What needs to be done ▸
Each line that includes the string "name" counts once; give the total and nothing else.

....

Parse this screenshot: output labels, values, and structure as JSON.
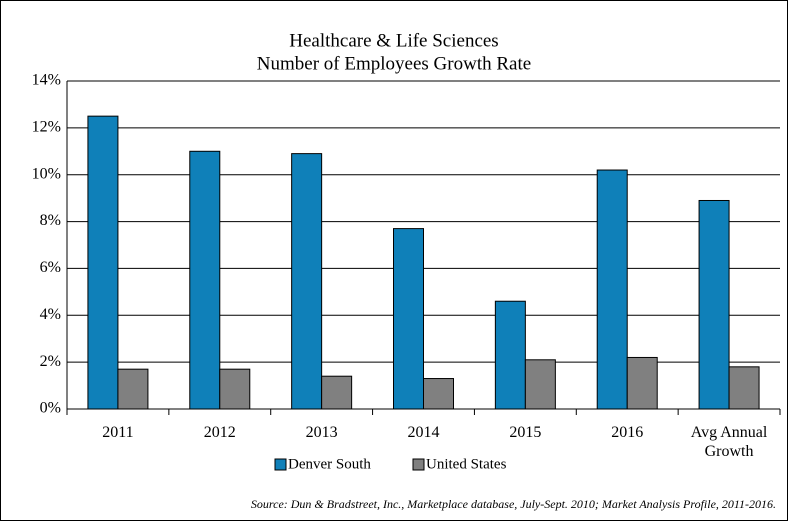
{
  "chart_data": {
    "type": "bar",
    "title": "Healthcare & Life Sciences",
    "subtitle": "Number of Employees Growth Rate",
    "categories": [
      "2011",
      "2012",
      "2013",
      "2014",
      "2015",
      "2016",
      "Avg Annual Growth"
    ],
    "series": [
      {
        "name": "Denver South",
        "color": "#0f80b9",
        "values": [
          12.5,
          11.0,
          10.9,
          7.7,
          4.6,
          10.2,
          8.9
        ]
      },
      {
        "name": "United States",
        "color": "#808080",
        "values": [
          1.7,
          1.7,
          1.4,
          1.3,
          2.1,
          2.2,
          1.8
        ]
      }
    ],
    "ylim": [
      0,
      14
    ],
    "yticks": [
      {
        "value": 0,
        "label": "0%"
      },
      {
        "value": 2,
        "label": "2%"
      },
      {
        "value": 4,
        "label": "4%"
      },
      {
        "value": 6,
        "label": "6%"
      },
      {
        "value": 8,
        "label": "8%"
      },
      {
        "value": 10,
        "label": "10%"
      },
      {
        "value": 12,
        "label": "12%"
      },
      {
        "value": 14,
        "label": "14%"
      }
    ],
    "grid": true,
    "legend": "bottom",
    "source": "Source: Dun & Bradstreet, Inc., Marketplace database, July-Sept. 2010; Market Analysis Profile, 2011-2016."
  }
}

....

Result ▸
2